## Exercise
Where a line in the listing contains the string "page", copy that line out.

-- Start of The records --

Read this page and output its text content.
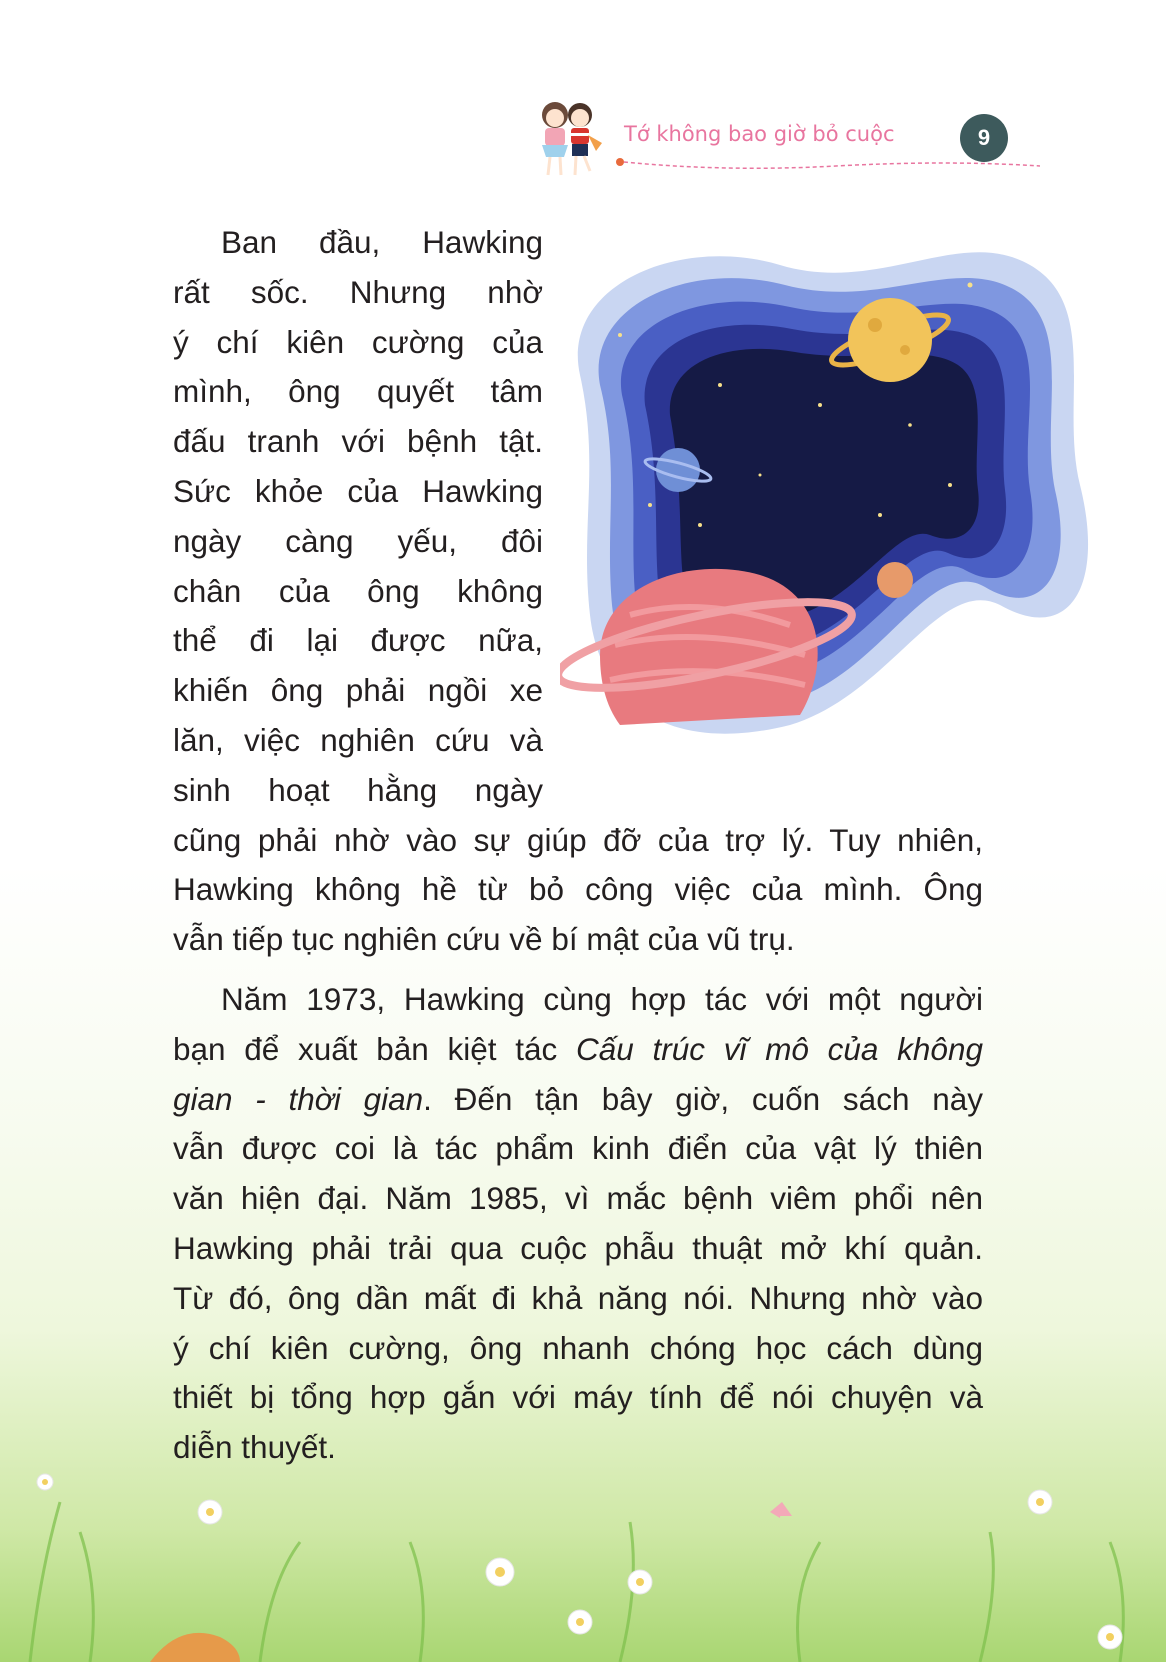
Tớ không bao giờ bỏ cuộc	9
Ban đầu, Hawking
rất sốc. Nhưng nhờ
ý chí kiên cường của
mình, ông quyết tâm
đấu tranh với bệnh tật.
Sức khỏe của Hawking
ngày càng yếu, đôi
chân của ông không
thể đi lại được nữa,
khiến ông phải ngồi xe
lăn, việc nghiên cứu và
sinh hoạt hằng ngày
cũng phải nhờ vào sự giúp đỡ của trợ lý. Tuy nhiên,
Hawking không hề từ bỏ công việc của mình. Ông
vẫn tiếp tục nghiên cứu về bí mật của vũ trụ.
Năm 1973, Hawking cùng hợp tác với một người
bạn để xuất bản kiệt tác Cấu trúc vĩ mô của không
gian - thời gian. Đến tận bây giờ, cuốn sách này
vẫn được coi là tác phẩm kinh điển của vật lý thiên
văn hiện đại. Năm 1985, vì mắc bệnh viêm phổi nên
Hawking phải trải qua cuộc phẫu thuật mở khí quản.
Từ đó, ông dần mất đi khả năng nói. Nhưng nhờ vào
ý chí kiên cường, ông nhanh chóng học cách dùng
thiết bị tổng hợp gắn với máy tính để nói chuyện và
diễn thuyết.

-- End of The records --
-- Start of The records --

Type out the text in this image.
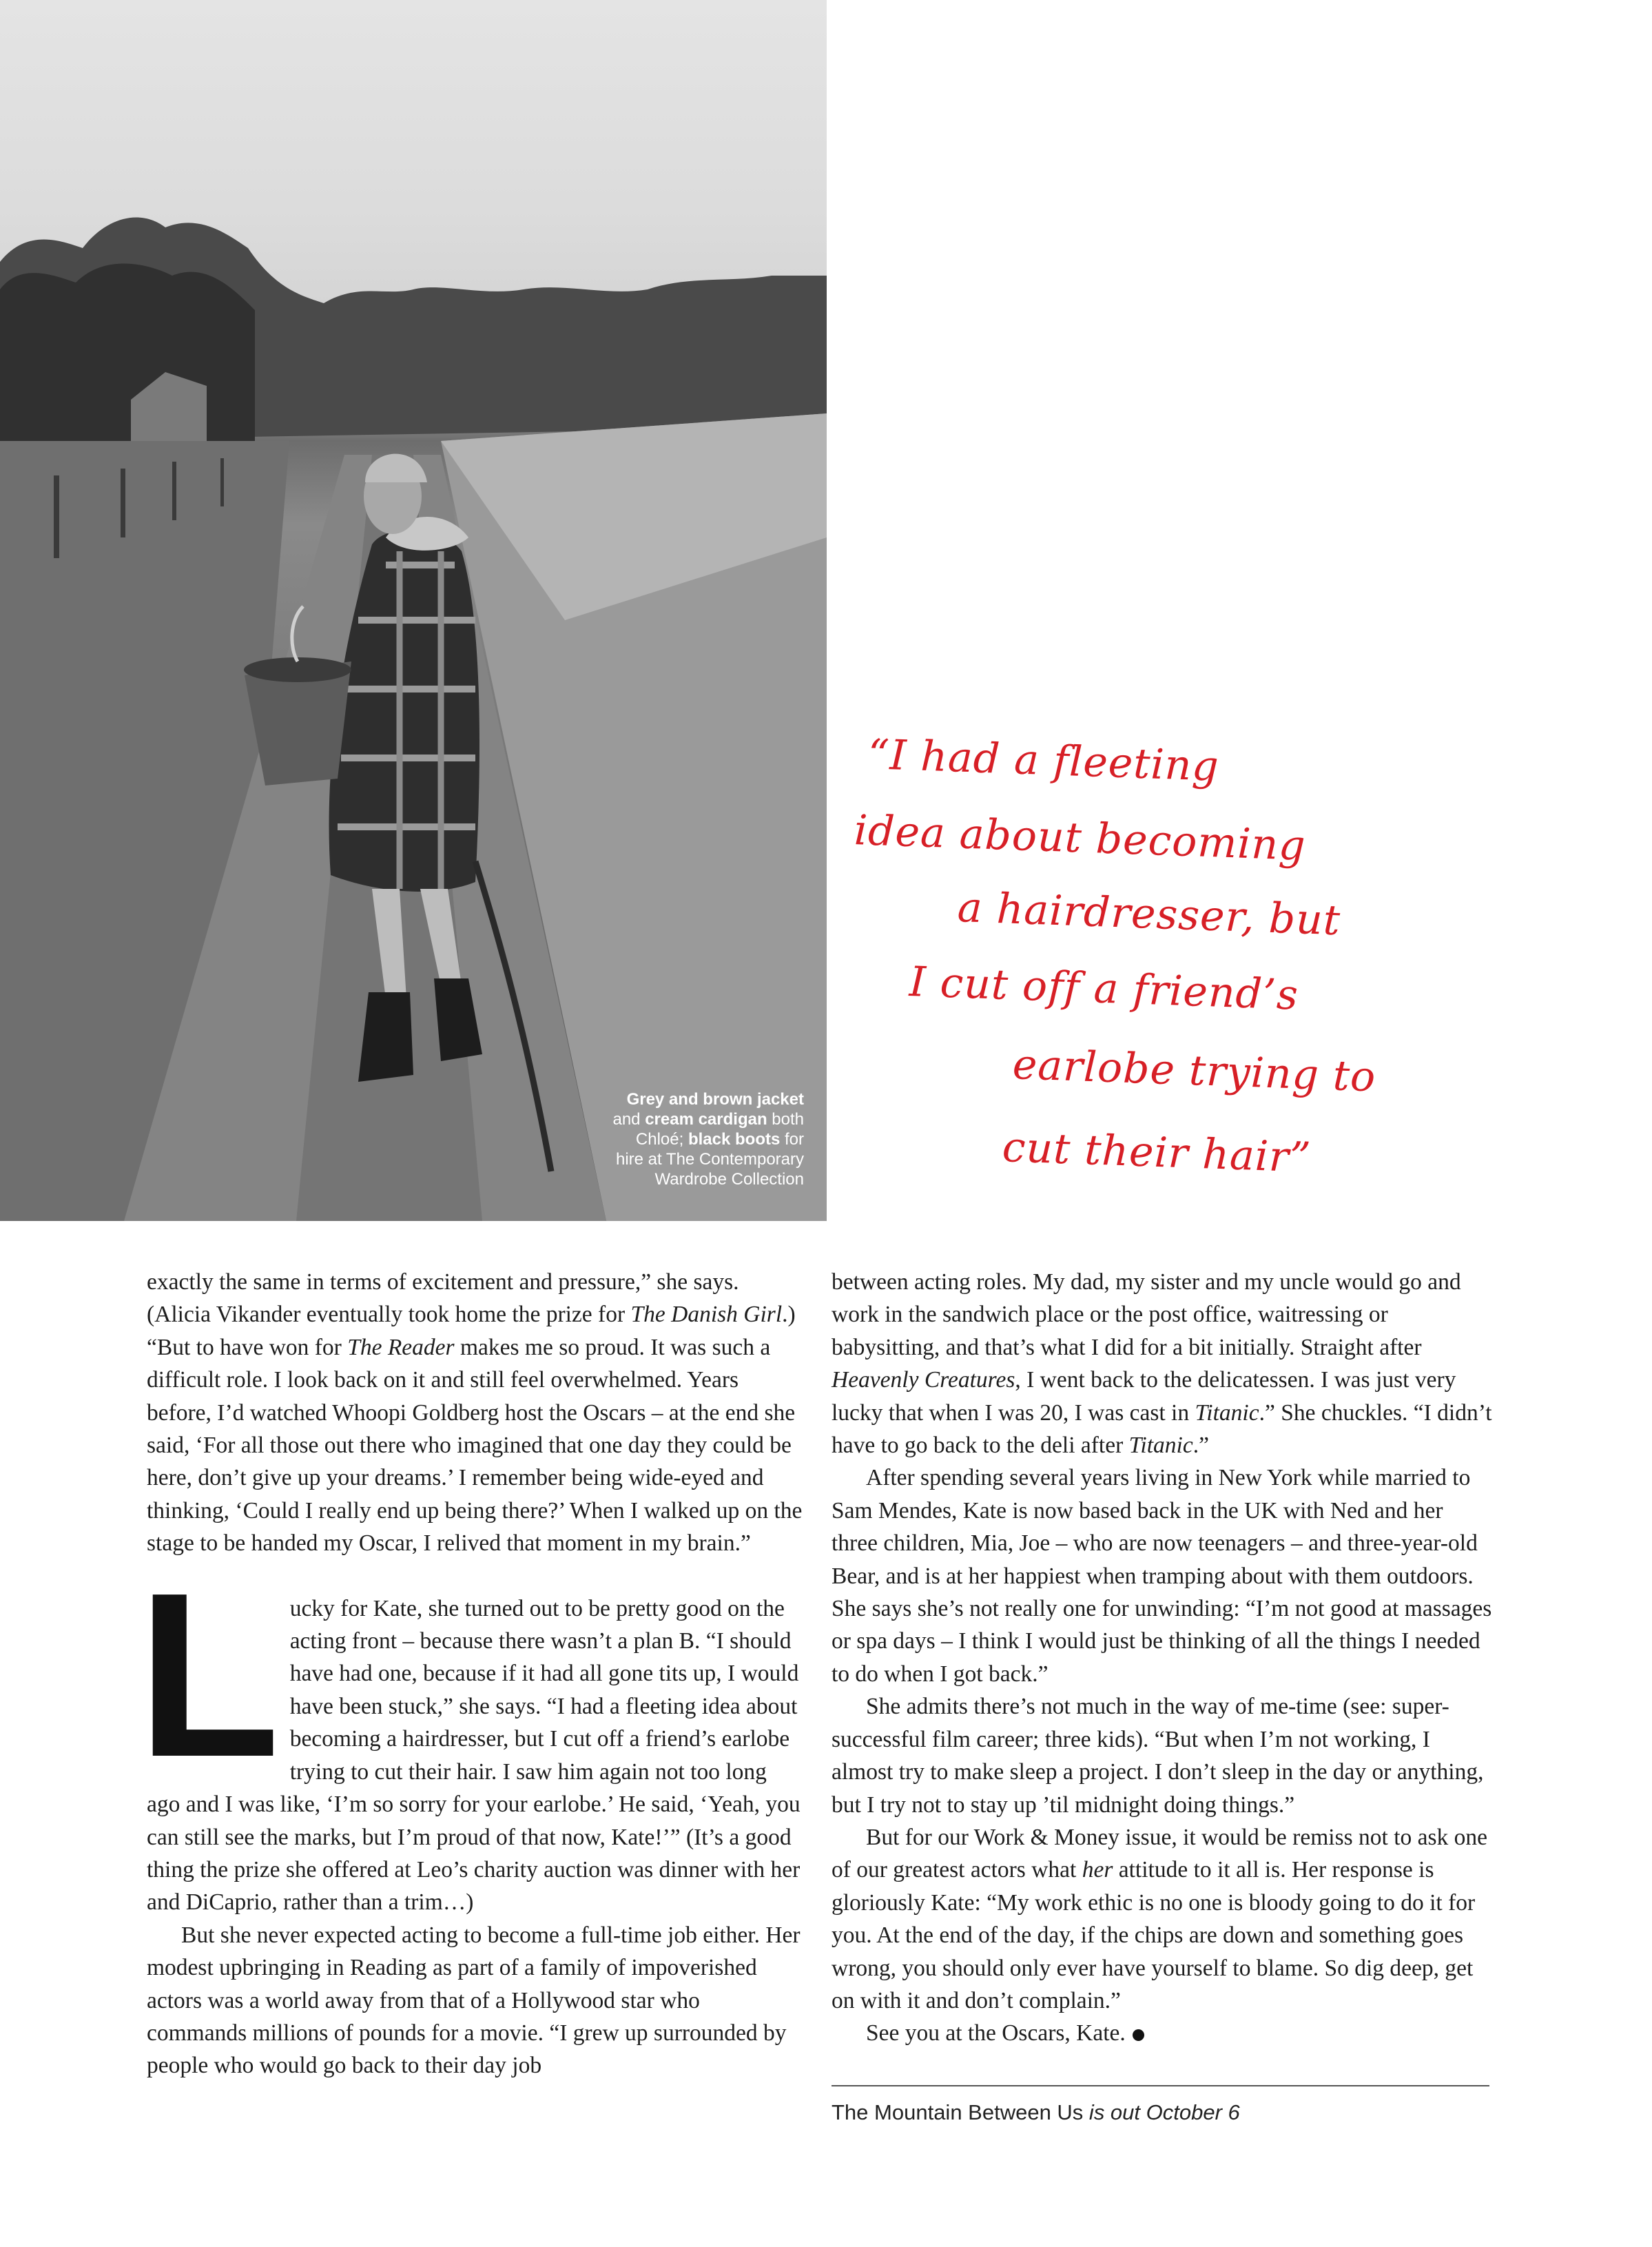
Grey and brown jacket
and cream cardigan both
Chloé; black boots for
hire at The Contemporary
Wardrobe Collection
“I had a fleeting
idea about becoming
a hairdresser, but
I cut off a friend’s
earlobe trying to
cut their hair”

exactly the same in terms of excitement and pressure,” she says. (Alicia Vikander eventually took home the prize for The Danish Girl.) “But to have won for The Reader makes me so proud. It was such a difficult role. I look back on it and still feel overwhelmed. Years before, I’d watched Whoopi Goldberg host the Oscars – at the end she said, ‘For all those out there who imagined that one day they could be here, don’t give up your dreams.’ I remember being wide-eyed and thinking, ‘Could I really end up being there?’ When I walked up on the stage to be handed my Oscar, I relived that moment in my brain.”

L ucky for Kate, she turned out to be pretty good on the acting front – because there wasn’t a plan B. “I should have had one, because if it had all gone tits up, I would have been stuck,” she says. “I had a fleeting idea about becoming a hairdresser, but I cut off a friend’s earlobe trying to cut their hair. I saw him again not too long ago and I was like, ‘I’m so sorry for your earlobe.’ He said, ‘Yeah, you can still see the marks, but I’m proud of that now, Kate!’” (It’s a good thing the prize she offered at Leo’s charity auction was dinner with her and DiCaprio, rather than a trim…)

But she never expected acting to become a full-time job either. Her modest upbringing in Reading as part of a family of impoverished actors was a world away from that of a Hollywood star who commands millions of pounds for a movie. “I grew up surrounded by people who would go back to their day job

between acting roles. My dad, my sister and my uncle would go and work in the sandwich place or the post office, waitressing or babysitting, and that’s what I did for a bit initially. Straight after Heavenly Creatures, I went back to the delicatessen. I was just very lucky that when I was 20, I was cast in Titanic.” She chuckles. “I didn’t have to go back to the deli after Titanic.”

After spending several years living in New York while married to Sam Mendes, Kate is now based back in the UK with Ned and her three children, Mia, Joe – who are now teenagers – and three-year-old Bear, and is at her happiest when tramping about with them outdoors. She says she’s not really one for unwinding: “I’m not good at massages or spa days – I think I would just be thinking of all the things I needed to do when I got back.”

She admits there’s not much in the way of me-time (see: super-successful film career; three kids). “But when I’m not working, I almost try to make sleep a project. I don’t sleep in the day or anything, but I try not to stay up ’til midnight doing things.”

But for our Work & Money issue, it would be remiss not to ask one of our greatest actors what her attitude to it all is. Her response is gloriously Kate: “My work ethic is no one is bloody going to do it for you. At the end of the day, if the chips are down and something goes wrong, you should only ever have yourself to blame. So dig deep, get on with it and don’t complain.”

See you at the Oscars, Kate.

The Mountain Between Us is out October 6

-- End of The records --
-- Start of The records --

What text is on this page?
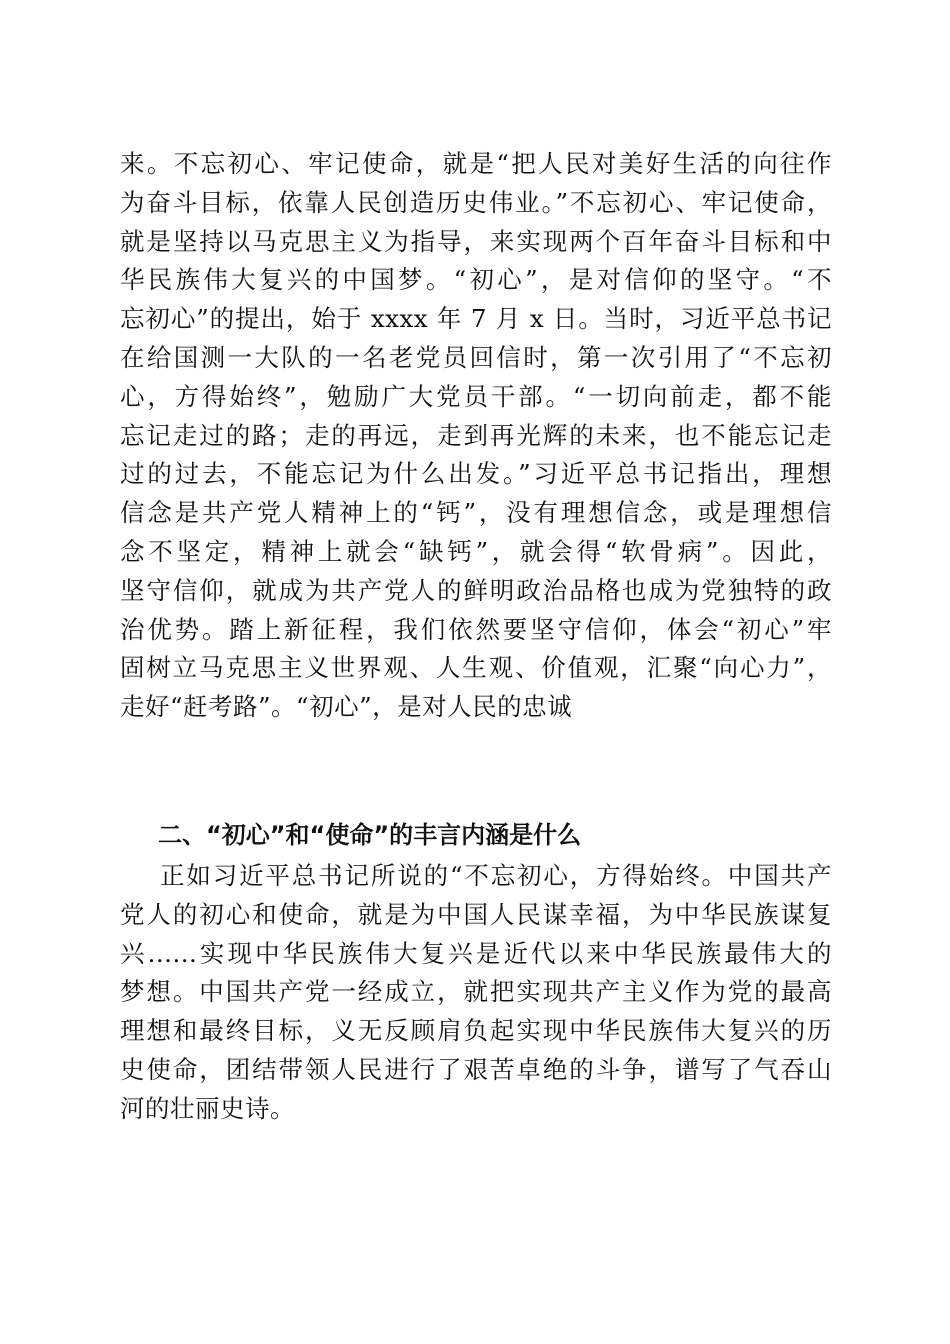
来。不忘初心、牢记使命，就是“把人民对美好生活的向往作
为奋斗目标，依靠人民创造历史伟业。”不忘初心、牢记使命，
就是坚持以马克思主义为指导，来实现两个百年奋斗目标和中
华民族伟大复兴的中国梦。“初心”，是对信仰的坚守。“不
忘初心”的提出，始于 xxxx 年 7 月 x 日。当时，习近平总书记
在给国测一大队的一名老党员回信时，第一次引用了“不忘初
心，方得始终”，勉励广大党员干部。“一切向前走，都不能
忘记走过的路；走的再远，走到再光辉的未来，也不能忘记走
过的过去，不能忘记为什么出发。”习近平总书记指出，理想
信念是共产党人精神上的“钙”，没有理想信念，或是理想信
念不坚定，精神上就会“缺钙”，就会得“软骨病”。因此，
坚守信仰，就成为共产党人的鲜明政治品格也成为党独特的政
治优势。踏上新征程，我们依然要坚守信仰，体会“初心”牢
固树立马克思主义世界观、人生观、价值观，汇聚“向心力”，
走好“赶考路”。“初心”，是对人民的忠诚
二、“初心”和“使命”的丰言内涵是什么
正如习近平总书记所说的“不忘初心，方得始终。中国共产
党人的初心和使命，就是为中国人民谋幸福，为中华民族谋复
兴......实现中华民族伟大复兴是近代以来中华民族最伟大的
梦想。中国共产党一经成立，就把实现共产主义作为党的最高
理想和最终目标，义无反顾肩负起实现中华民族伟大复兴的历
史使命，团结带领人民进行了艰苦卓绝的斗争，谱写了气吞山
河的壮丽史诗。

-- End of The records --

## Final answer
Read this page and output its text content.
What text is on this page?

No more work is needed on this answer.